▶ _Short exercise_: Reproduce every line of the records below verbatim, leaving out the pictures.

— START Dataset —

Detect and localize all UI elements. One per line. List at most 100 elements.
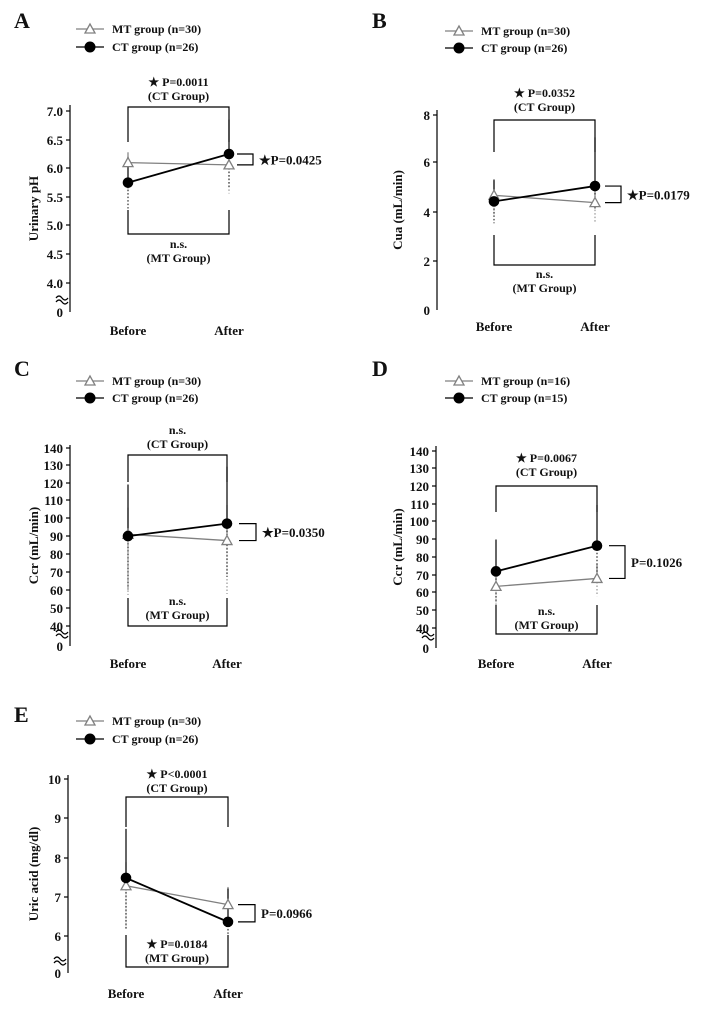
panel-b-top-bracket-line2: (CT Group) [514, 100, 575, 114]
panel-b-bottom-bracket [493, 235, 596, 266]
panel-c-mt-series-line [127, 533, 228, 542]
panel-c-y-tick-label: 140 [44, 441, 64, 456]
panel-a-y-tick-label: 4.0 [47, 276, 63, 291]
panel-d-y-tick-label: 100 [410, 514, 430, 529]
panel-c-axis-break [55, 633, 69, 639]
panel-b-ct-point [589, 180, 601, 192]
panel-a-mt-series-line [127, 161, 230, 166]
panel-c-legend-ct-text: CT group (n=26) [112, 391, 198, 405]
panel-b-legend-mt-marker [452, 24, 466, 36]
panel-a-axis-break [55, 295, 69, 301]
panel-a-axis-break [55, 299, 69, 305]
panel-e-y-tick-label: 9 [55, 811, 62, 826]
panel-e-legend-mt-marker [83, 714, 97, 726]
panel-e-side-label: P=0.0966 [261, 906, 313, 921]
panel-d-y-tick-label: 60 [416, 585, 429, 600]
panel-d-x-category-before: Before [478, 656, 515, 671]
panel-e-y-tick-label: 10 [48, 772, 61, 787]
panel-c-ct-series-line [127, 522, 228, 538]
panel-c-x-category-after: After [212, 656, 242, 671]
panel-c-top-bracket [127, 454, 228, 482]
panel-e-bottom-bracket-line1: ★ P=0.0184 [147, 937, 208, 951]
panel-d-legend-mt-marker [452, 374, 466, 386]
panel-b-legend-ct-marker [453, 42, 465, 54]
panel-e-bottom-bracket [125, 935, 229, 968]
panel-a-legend-ct-marker [84, 41, 96, 53]
panel-d-y-tick-label: 70 [416, 568, 429, 583]
panel-a-top-bracket-line2: (CT Group) [148, 89, 209, 103]
panel-a-y-tick-label: 7.0 [47, 104, 63, 119]
panel-a-top-bracket-line1: ★ P=0.0011 [148, 75, 208, 89]
panel-e-y-tick-label: 7 [55, 890, 62, 905]
panel-d-legend-ct-text: CT group (n=15) [481, 391, 567, 405]
panel-c-legend-mt-marker [83, 374, 97, 386]
panel-a-y-tick-label: 6.5 [47, 133, 64, 148]
panel-d-legend-mt-text: MT group (n=16) [481, 374, 570, 388]
panel-d-label: D [372, 356, 388, 381]
panel-c-y-tick-zero: 0 [57, 639, 64, 654]
panel-b-y-tick-zero: 0 [424, 303, 431, 318]
panel-a-side-label: ★P=0.0425 [259, 152, 322, 167]
panel-e-ct-point [222, 916, 234, 928]
panel-d-legend-ct-marker [453, 392, 465, 404]
panel-d-y-axis-label: Ccr (mL/min) [390, 508, 405, 585]
panel-e-top-bracket-line1: ★ P<0.0001 [147, 767, 208, 781]
panel-d-y-tick-label: 120 [410, 479, 430, 494]
panel-e-mt-point [221, 898, 235, 910]
panel-b-ct-series-line [493, 185, 596, 203]
panel-d-y-tick-label: 50 [416, 603, 429, 618]
panel-e-mt-point [119, 879, 133, 891]
panel-e-x-category-before: Before [108, 986, 145, 1001]
panel-d-y-tick-label: 130 [410, 461, 430, 476]
panel-e-ct-point [120, 872, 132, 884]
panel-e-x-category-after: After [213, 986, 243, 1001]
panel-a-mt-point [121, 156, 135, 168]
panel-a-bottom-bracket [127, 210, 230, 235]
panel-b-top-bracket [493, 119, 596, 152]
panel-e-y-tick-label: 6 [55, 929, 62, 944]
panel-b-y-tick-label: 2 [424, 254, 431, 269]
panel-e-y-tick-label: 8 [55, 851, 62, 866]
panel-a-ct-point [223, 148, 235, 160]
panel-a-y-tick-label: 5.5 [47, 190, 64, 205]
panel-b-x-category-after: After [580, 319, 610, 334]
panel-b-side-label: ★P=0.0179 [627, 187, 690, 202]
panel-d-y-tick-label: 90 [416, 532, 429, 547]
panel-e-axis-break [53, 960, 67, 966]
panel-a-y-tick-zero: 0 [57, 305, 64, 320]
panel-a-top-bracket [127, 106, 230, 142]
panel-d-mt-series-line [495, 577, 598, 588]
panel-a-mt-point [222, 158, 236, 170]
panel-d-y-tick-label: 110 [410, 497, 429, 512]
panel-b-y-tick-label: 6 [424, 155, 431, 170]
panel-a-side-bracket [237, 153, 254, 166]
panel-e-mt-series-line [125, 885, 229, 906]
panel-a-legend-ct-text: CT group (n=26) [112, 40, 198, 54]
panel-a-bottom-bracket-line2: (MT Group) [147, 251, 211, 265]
panel-b-legend-mt-text: MT group (n=30) [481, 24, 570, 38]
panel-c-y-tick-label: 130 [44, 458, 64, 473]
panel-b-y-tick-label: 4 [424, 205, 431, 220]
panel-d-x-category-after: After [582, 656, 612, 671]
panel-b-bottom-bracket-line1: n.s. [536, 267, 553, 281]
panel-a-y-tick-label: 5.0 [47, 218, 63, 233]
panel-a-legend-mt-text: MT group (n=30) [112, 22, 201, 36]
panel-d-side-bracket [609, 545, 626, 580]
panel-a-ct-series-line [127, 153, 230, 184]
panel-a-ct-point [122, 177, 134, 188]
panel-c-mt-point [220, 534, 234, 546]
panel-d-ct-point [490, 566, 502, 577]
panel-e-legend-ct-marker [84, 733, 96, 745]
panel-c-bottom-bracket-line1: n.s. [169, 594, 186, 608]
panel-b-y-tick-label: 8 [424, 108, 431, 123]
panel-d-top-bracket-line1: ★ P=0.0067 [516, 451, 577, 465]
panel-b-legend-ct-text: CT group (n=26) [481, 41, 567, 55]
panel-e-axis-break [53, 956, 67, 962]
panel-a-y-tick-label: 4.5 [47, 247, 64, 262]
panel-b-mt-point [588, 196, 602, 208]
panel-b-top-bracket-line1: ★ P=0.0352 [514, 86, 575, 100]
panel-d-axis-break [421, 631, 435, 637]
panel-c-y-axis-label: Ccr (mL/min) [26, 507, 41, 584]
panel-d-ct-series-line [495, 544, 598, 573]
panel-c-ct-point [221, 518, 233, 529]
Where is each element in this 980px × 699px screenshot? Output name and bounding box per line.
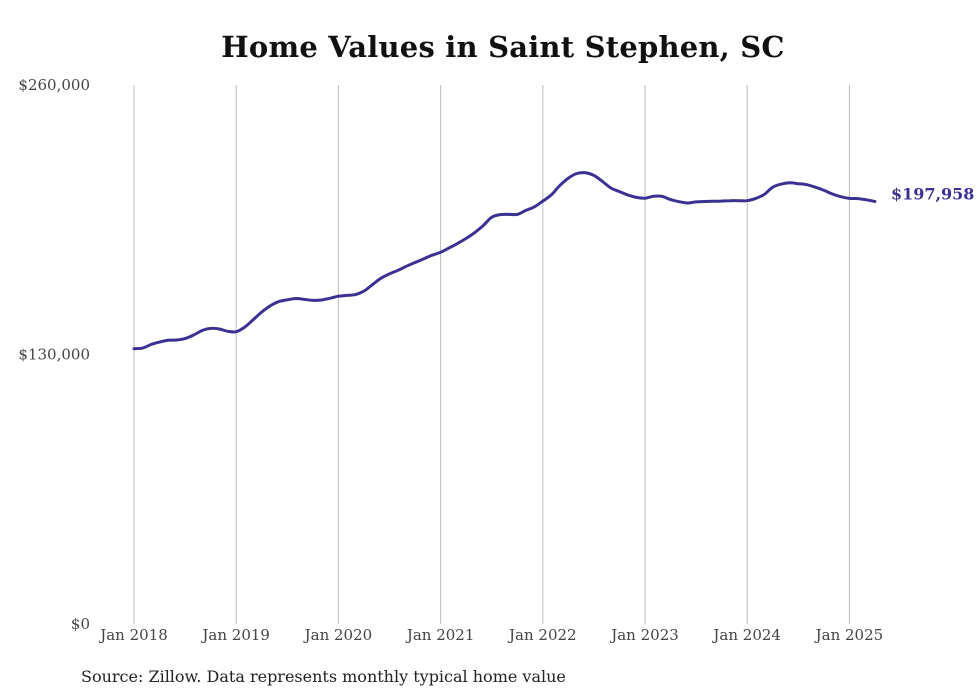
x-tick-label: Jan 2025	[814, 626, 884, 644]
gridlines	[133, 85, 850, 624]
y-axis-tick-labels: $0 $130,000 $260,000	[18, 76, 90, 633]
x-tick-label: Jan 2021	[405, 626, 475, 644]
x-tick-label: Jan 2018	[98, 626, 168, 644]
y-tick-label: $130,000	[18, 346, 90, 364]
y-tick-label: $260,000	[18, 76, 90, 94]
chart-title: Home Values in Saint Stephen, SC	[221, 30, 785, 64]
series-line	[132, 171, 877, 351]
x-tick-label: Jan 2019	[200, 626, 270, 644]
x-tick-label: Jan 2024	[711, 626, 781, 644]
series-layer	[132, 171, 877, 351]
end-value-label: $197,958	[891, 185, 975, 204]
x-tick-label: Jan 2022	[507, 626, 577, 644]
end-label-layer: $197,958	[891, 185, 975, 204]
x-axis-tick-labels: Jan 2018 Jan 2019 Jan 2020 Jan 2021 Jan 2022…	[98, 626, 883, 644]
x-tick-label: Jan 2023	[609, 626, 679, 644]
y-tick-label: $0	[71, 615, 90, 633]
x-tick-label: Jan 2020	[303, 626, 373, 644]
source-note: Source: Zillow. Data represents monthly …	[81, 667, 566, 686]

— END Dataset —

▶ _Output of the exercise_:
Detect and localize all UI elements. One per line. List at most 100 elements.
panel-b-top-bracket-line2: (CT Group) [514, 100, 575, 114]
panel-b-bottom-bracket [493, 235, 596, 266]
panel-c-mt-series-line [127, 533, 228, 542]
panel-c-y-tick-label: 140 [44, 441, 64, 456]
panel-a-y-tick-label: 4.0 [47, 276, 63, 291]
panel-d-y-tick-label: 100 [410, 514, 430, 529]
panel-c-axis-break [55, 633, 69, 639]
panel-b-ct-point [589, 180, 601, 192]
panel-a-mt-series-line [127, 161, 230, 166]
panel-c-legend-ct-text: CT group (n=26) [112, 391, 198, 405]
panel-b-legend-mt-marker [452, 24, 466, 36]
panel-a-axis-break [55, 295, 69, 301]
panel-a-axis-break [55, 299, 69, 305]
panel-e-y-tick-label: 9 [55, 811, 62, 826]
panel-e-legend-mt-marker [83, 714, 97, 726]
panel-e-side-label: P=0.0966 [261, 906, 313, 921]
panel-d-y-tick-label: 60 [416, 585, 429, 600]
panel-d-x-category-before: Before [478, 656, 515, 671]
panel-e-y-tick-label: 10 [48, 772, 61, 787]
panel-c-ct-series-line [127, 522, 228, 538]
panel-c-x-category-after: After [212, 656, 242, 671]
panel-c-top-bracket [127, 454, 228, 482]
panel-e-bottom-bracket-line1: ★ P=0.0184 [147, 937, 208, 951]
panel-d-legend-mt-marker [452, 374, 466, 386]
panel-b-legend-ct-marker [453, 42, 465, 54]
panel-e-bottom-bracket [125, 935, 229, 968]
panel-a-legend-ct-marker [84, 41, 96, 53]
panel-d-y-tick-label: 70 [416, 568, 429, 583]
panel-a-top-bracket-line2: (CT Group) [148, 89, 209, 103]
panel-a-y-tick-label: 7.0 [47, 104, 63, 119]
panel-a-top-bracket-line1: ★ P=0.0011 [148, 75, 208, 89]
panel-e-y-tick-label: 7 [55, 890, 62, 905]
panel-d-legend-ct-text: CT group (n=15) [481, 391, 567, 405]
panel-c-legend-mt-marker [83, 374, 97, 386]
panel-a-y-tick-label: 6.5 [47, 133, 64, 148]
panel-d-legend-mt-text: MT group (n=16) [481, 374, 570, 388]
panel-d-label: D [372, 356, 388, 381]
panel-c-y-tick-zero: 0 [57, 639, 64, 654]
panel-b-y-tick-zero: 0 [424, 303, 431, 318]
panel-a-side-label: ★P=0.0425 [259, 152, 322, 167]
panel-e-ct-point [222, 916, 234, 928]
panel-d-legend-ct-marker [453, 392, 465, 404]
panel-d-y-axis-label: Ccr (mL/min) [390, 508, 405, 585]
panel-e-top-bracket-line1: ★ P<0.0001 [147, 767, 208, 781]
panel-d-y-tick-label: 120 [410, 479, 430, 494]
panel-e-mt-point [221, 898, 235, 910]
panel-b-ct-series-line [493, 185, 596, 203]
panel-d-y-tick-label: 50 [416, 603, 429, 618]
panel-e-mt-point [119, 879, 133, 891]
panel-e-x-category-before: Before [108, 986, 145, 1001]
panel-d-y-tick-label: 130 [410, 461, 430, 476]
panel-e-ct-point [120, 872, 132, 884]
panel-e-x-category-after: After [213, 986, 243, 1001]
panel-a-mt-point [121, 156, 135, 168]
panel-a-bottom-bracket [127, 210, 230, 235]
panel-b-top-bracket [493, 119, 596, 152]
panel-e-y-tick-label: 6 [55, 929, 62, 944]
panel-b-y-tick-label: 2 [424, 254, 431, 269]
panel-e-y-tick-label: 8 [55, 851, 62, 866]
panel-a-ct-point [223, 148, 235, 160]
panel-a-y-tick-label: 5.5 [47, 190, 64, 205]
panel-b-x-category-after: After [580, 319, 610, 334]
panel-b-side-label: ★P=0.0179 [627, 187, 690, 202]
panel-d-y-tick-label: 90 [416, 532, 429, 547]
panel-e-axis-break [53, 960, 67, 966]
panel-a-y-tick-zero: 0 [57, 305, 64, 320]
panel-a-top-bracket [127, 106, 230, 142]
panel-d-mt-series-line [495, 577, 598, 588]
panel-a-mt-point [222, 158, 236, 170]
panel-d-y-tick-label: 110 [410, 497, 429, 512]
panel-b-y-tick-label: 6 [424, 155, 431, 170]
panel-a-side-bracket [237, 153, 254, 166]
panel-e-mt-series-line [125, 885, 229, 906]
panel-a-legend-ct-text: CT group (n=26) [112, 40, 198, 54]
panel-a-bottom-bracket-line2: (MT Group) [147, 251, 211, 265]
panel-b-legend-mt-text: MT group (n=30) [481, 24, 570, 38]
panel-c-y-tick-label: 130 [44, 458, 64, 473]
panel-b-y-tick-label: 4 [424, 205, 431, 220]
panel-d-x-category-after: After [582, 656, 612, 671]
panel-b-bottom-bracket-line1: n.s. [536, 267, 553, 281]
panel-a-y-tick-label: 5.0 [47, 218, 63, 233]
panel-a-legend-mt-text: MT group (n=30) [112, 22, 201, 36]
panel-d-side-bracket [609, 545, 626, 580]
panel-a-ct-series-line [127, 153, 230, 184]
panel-a-ct-point [122, 177, 134, 188]
panel-c-mt-point [220, 534, 234, 546]
panel-d-ct-point [490, 566, 502, 577]
panel-e-legend-ct-marker [84, 733, 96, 745]
panel-c-bottom-bracket-line1: n.s. [169, 594, 186, 608]
panel-b-y-tick-label: 8 [424, 108, 431, 123]
panel-d-top-bracket-line1: ★ P=0.0067 [516, 451, 577, 465]
panel-b-legend-ct-text: CT group (n=26) [481, 41, 567, 55]
panel-e-axis-break [53, 956, 67, 962]
panel-a-y-tick-label: 4.5 [47, 247, 64, 262]
panel-b-mt-point [588, 196, 602, 208]
panel-b-top-bracket-line1: ★ P=0.0352 [514, 86, 575, 100]
panel-d-axis-break [421, 631, 435, 637]
panel-c-y-axis-label: Ccr (mL/min) [26, 507, 41, 584]
panel-d-ct-series-line [495, 544, 598, 573]
panel-c-ct-point [221, 518, 233, 529]
Where is each element in this 980px × 699px screenshot? Output name and bounding box per line.
x-tick-label: Jan 2025	[814, 626, 884, 644]
gridlines	[133, 85, 850, 624]
y-axis-tick-labels: $0 $130,000 $260,000	[18, 76, 90, 633]
x-tick-label: Jan 2021	[405, 626, 475, 644]
x-tick-label: Jan 2018	[98, 626, 168, 644]
y-tick-label: $130,000	[18, 346, 90, 364]
y-tick-label: $260,000	[18, 76, 90, 94]
chart-title: Home Values in Saint Stephen, SC	[221, 30, 785, 64]
series-line	[132, 171, 877, 351]
x-tick-label: Jan 2019	[200, 626, 270, 644]
x-tick-label: Jan 2024	[711, 626, 781, 644]
series-layer	[132, 171, 877, 351]
end-value-label: $197,958	[891, 185, 975, 204]
x-tick-label: Jan 2022	[507, 626, 577, 644]
end-label-layer: $197,958	[891, 185, 975, 204]
x-axis-tick-labels: Jan 2018 Jan 2019 Jan 2020 Jan 2021 Jan 2022…	[98, 626, 883, 644]
x-tick-label: Jan 2023	[609, 626, 679, 644]
y-tick-label: $0	[71, 615, 90, 633]
x-tick-label: Jan 2020	[303, 626, 373, 644]
source-note: Source: Zillow. Data represents monthly …	[81, 667, 566, 686]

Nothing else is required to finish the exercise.